Data excerpts:

○ ○ ○ ○

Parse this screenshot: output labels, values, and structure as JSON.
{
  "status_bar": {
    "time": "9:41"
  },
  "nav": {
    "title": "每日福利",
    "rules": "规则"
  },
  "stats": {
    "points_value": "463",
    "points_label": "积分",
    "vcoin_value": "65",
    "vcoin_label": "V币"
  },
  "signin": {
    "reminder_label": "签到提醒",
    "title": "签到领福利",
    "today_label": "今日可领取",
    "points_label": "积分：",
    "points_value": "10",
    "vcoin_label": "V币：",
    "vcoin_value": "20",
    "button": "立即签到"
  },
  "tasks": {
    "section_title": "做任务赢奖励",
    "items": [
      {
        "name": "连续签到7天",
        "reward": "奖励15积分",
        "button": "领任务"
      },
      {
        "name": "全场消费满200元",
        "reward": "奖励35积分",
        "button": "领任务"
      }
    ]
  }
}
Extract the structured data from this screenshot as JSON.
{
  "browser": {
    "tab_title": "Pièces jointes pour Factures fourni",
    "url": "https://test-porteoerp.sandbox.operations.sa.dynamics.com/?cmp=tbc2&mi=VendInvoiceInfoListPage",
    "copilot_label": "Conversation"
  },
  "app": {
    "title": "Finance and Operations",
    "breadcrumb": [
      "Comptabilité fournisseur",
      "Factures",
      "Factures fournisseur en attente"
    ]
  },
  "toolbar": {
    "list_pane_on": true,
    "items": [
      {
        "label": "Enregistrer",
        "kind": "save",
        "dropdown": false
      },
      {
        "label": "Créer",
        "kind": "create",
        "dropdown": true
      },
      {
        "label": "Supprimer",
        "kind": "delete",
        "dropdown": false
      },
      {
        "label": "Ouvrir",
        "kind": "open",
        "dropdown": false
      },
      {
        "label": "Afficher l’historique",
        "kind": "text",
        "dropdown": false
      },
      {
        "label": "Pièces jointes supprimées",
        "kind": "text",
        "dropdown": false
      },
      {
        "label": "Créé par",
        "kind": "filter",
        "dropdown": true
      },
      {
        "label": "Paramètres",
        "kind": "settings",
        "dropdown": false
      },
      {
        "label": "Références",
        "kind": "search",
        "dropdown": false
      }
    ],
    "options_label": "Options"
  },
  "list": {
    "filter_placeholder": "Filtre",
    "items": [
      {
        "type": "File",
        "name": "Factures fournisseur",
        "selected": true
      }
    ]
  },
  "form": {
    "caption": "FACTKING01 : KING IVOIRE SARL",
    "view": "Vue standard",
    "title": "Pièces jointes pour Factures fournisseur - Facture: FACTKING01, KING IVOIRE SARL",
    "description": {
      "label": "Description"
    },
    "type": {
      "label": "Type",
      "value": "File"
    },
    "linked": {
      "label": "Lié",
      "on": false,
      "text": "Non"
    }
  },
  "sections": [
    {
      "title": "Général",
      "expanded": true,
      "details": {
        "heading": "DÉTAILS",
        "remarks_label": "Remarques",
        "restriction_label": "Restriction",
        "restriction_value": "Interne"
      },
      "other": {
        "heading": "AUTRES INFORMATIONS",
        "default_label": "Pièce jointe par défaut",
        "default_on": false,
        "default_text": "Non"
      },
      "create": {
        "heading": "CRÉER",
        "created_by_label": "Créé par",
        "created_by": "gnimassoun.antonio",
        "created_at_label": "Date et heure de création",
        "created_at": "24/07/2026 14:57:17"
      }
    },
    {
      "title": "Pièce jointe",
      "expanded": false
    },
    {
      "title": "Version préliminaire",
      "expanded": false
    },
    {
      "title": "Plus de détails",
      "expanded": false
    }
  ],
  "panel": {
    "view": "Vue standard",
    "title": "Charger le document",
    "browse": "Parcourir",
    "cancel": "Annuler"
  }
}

○ ○ ○ ○

Report all lines of the data that include the word "true".

__Result__:
    "list_pane_on": true,
        "dropdown": true
        "dropdown": true
        "selected": true
      "expanded": true,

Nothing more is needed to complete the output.